WRITTEN PROBLEM. Transcribe the records below exactly.

(Records that describe figures)
start
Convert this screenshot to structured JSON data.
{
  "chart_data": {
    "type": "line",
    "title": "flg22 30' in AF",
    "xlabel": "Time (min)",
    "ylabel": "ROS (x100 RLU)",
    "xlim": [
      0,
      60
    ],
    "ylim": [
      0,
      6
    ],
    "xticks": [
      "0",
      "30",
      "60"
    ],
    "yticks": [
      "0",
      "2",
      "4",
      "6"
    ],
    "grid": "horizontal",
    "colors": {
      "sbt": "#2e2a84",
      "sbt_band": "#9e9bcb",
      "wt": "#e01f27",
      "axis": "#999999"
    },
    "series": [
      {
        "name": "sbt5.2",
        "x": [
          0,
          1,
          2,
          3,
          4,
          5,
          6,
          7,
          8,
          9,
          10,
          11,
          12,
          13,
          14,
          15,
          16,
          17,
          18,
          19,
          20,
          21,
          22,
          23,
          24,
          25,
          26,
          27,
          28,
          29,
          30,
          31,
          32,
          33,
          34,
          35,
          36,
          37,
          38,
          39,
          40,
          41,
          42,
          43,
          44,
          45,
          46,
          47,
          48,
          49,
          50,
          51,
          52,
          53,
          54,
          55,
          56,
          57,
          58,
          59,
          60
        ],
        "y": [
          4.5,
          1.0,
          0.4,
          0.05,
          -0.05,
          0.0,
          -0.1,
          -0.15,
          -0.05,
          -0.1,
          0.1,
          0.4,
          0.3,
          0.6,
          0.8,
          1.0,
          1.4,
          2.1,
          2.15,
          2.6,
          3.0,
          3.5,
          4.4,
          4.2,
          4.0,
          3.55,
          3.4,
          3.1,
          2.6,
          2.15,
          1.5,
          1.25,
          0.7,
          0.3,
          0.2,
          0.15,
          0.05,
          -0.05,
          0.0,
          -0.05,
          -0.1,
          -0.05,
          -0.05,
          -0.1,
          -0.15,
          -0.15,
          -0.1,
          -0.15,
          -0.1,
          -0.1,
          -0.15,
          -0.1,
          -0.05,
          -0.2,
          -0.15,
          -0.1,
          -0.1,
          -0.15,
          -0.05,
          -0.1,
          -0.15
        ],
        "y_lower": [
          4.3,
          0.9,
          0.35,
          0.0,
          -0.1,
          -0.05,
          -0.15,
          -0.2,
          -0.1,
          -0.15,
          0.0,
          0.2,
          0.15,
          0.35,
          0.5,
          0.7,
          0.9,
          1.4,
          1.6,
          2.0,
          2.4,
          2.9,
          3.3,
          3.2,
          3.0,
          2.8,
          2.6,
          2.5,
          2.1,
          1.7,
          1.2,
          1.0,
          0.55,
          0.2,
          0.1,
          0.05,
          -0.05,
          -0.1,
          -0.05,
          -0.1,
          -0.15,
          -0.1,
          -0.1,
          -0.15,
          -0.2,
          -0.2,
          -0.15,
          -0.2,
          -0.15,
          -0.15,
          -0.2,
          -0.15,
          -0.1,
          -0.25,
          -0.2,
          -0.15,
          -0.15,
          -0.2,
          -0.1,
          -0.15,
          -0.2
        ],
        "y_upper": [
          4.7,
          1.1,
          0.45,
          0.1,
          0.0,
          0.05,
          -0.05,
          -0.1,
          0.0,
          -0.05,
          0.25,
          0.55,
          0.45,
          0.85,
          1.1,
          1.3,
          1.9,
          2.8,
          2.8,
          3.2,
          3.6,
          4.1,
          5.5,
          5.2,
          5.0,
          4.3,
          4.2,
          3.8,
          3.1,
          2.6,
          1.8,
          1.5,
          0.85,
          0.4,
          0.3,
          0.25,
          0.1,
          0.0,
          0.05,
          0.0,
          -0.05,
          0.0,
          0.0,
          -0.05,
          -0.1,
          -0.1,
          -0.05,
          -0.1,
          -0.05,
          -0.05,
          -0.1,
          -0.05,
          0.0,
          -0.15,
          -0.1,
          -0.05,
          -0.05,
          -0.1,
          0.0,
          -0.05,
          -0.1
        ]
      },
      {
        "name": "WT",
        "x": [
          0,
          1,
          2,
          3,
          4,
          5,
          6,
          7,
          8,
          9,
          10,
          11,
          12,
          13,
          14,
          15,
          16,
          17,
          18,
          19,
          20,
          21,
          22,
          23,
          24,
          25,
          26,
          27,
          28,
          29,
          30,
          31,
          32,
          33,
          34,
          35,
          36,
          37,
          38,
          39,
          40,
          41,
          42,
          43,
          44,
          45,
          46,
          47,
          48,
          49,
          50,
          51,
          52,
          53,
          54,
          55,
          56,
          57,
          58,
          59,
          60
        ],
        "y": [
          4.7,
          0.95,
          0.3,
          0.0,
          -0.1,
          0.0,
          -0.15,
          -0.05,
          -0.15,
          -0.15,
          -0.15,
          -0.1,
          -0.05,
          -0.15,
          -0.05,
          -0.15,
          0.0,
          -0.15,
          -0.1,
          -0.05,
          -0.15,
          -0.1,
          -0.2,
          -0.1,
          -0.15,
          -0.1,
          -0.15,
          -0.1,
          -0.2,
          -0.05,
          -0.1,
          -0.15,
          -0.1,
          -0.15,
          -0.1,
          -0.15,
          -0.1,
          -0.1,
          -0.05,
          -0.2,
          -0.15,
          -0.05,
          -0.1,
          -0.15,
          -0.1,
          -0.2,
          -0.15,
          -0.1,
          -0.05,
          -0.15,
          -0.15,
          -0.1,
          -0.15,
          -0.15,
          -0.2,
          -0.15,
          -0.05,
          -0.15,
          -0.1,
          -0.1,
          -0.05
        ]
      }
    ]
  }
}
end
EXERCISE OUTPUT.
Convert this screenshot to structured JSON data.
{
  "chart_data": {
    "type": "line",
    "title": "flg22 30' in AF",
    "xlabel": "Time (min)",
    "ylabel": "ROS (x100 RLU)",
    "xlim": [
      0,
      60
    ],
    "ylim": [
      0,
      6
    ],
    "xticks": [
      "0",
      "30",
      "60"
    ],
    "yticks": [
      "0",
      "2",
      "4",
      "6"
    ],
    "grid": "horizontal",
    "colors": {
      "sbt": "#2e2a84",
      "sbt_band": "#9e9bcb",
      "wt": "#e01f27",
      "axis": "#999999"
    },
    "series": [
      {
        "name": "sbt5.2",
        "x": [
          0,
          1,
          2,
          3,
          4,
          5,
          6,
          7,
          8,
          9,
          10,
          11,
          12,
          13,
          14,
          15,
          16,
          17,
          18,
          19,
          20,
          21,
          22,
          23,
          24,
          25,
          26,
          27,
          28,
          29,
          30,
          31,
          32,
          33,
          34,
          35,
          36,
          37,
          38,
          39,
          40,
          41,
          42,
          43,
          44,
          45,
          46,
          47,
          48,
          49,
          50,
          51,
          52,
          53,
          54,
          55,
          56,
          57,
          58,
          59,
          60
        ],
        "y": [
          4.5,
          1.0,
          0.4,
          0.05,
          -0.05,
          0.0,
          -0.1,
          -0.15,
          -0.05,
          -0.1,
          0.1,
          0.4,
          0.3,
          0.6,
          0.8,
          1.0,
          1.4,
          2.1,
          2.15,
          2.6,
          3.0,
          3.5,
          4.4,
          4.2,
          4.0,
          3.55,
          3.4,
          3.1,
          2.6,
          2.15,
          1.5,
          1.25,
          0.7,
          0.3,
          0.2,
          0.15,
          0.05,
          -0.05,
          0.0,
          -0.05,
          -0.1,
          -0.05,
          -0.05,
          -0.1,
          -0.15,
          -0.15,
          -0.1,
          -0.15,
          -0.1,
          -0.1,
          -0.15,
          -0.1,
          -0.05,
          -0.2,
          -0.15,
          -0.1,
          -0.1,
          -0.15,
          -0.05,
          -0.1,
          -0.15
        ],
        "y_lower": [
          4.3,
          0.9,
          0.35,
          0.0,
          -0.1,
          -0.05,
          -0.15,
          -0.2,
          -0.1,
          -0.15,
          0.0,
          0.2,
          0.15,
          0.35,
          0.5,
          0.7,
          0.9,
          1.4,
          1.6,
          2.0,
          2.4,
          2.9,
          3.3,
          3.2,
          3.0,
          2.8,
          2.6,
          2.5,
          2.1,
          1.7,
          1.2,
          1.0,
          0.55,
          0.2,
          0.1,
          0.05,
          -0.05,
          -0.1,
          -0.05,
          -0.1,
          -0.15,
          -0.1,
          -0.1,
          -0.15,
          -0.2,
          -0.2,
          -0.15,
          -0.2,
          -0.15,
          -0.15,
          -0.2,
          -0.15,
          -0.1,
          -0.25,
          -0.2,
          -0.15,
          -0.15,
          -0.2,
          -0.1,
          -0.15,
          -0.2
        ],
        "y_upper": [
          4.7,
          1.1,
          0.45,
          0.1,
          0.0,
          0.05,
          -0.05,
          -0.1,
          0.0,
          -0.05,
          0.25,
          0.55,
          0.45,
          0.85,
          1.1,
          1.3,
          1.9,
          2.8,
          2.8,
          3.2,
          3.6,
          4.1,
          5.5,
          5.2,
          5.0,
          4.3,
          4.2,
          3.8,
          3.1,
          2.6,
          1.8,
          1.5,
          0.85,
          0.4,
          0.3,
          0.25,
          0.1,
          0.0,
          0.05,
          0.0,
          -0.05,
          0.0,
          0.0,
          -0.05,
          -0.1,
          -0.1,
          -0.05,
          -0.1,
          -0.05,
          -0.05,
          -0.1,
          -0.05,
          0.0,
          -0.15,
          -0.1,
          -0.05,
          -0.05,
          -0.1,
          0.0,
          -0.05,
          -0.1
        ]
      },
      {
        "name": "WT",
        "x": [
          0,
          1,
          2,
          3,
          4,
          5,
          6,
          7,
          8,
          9,
          10,
          11,
          12,
          13,
          14,
          15,
          16,
          17,
          18,
          19,
          20,
          21,
          22,
          23,
          24,
          25,
          26,
          27,
          28,
          29,
          30,
          31,
          32,
          33,
          34,
          35,
          36,
          37,
          38,
          39,
          40,
          41,
          42,
          43,
          44,
          45,
          46,
          47,
          48,
          49,
          50,
          51,
          52,
          53,
          54,
          55,
          56,
          57,
          58,
          59,
          60
        ],
        "y": [
          4.7,
          0.95,
          0.3,
          0.0,
          -0.1,
          0.0,
          -0.15,
          -0.05,
          -0.15,
          -0.15,
          -0.15,
          -0.1,
          -0.05,
          -0.15,
          -0.05,
          -0.15,
          0.0,
          -0.15,
          -0.1,
          -0.05,
          -0.15,
          -0.1,
          -0.2,
          -0.1,
          -0.15,
          -0.1,
          -0.15,
          -0.1,
          -0.2,
          -0.05,
          -0.1,
          -0.15,
          -0.1,
          -0.15,
          -0.1,
          -0.15,
          -0.1,
          -0.1,
          -0.05,
          -0.2,
          -0.15,
          -0.05,
          -0.1,
          -0.15,
          -0.1,
          -0.2,
          -0.15,
          -0.1,
          -0.05,
          -0.15,
          -0.15,
          -0.1,
          -0.15,
          -0.15,
          -0.2,
          -0.15,
          -0.05,
          -0.15,
          -0.1,
          -0.1,
          -0.05
        ]
      }
    ]
  }
}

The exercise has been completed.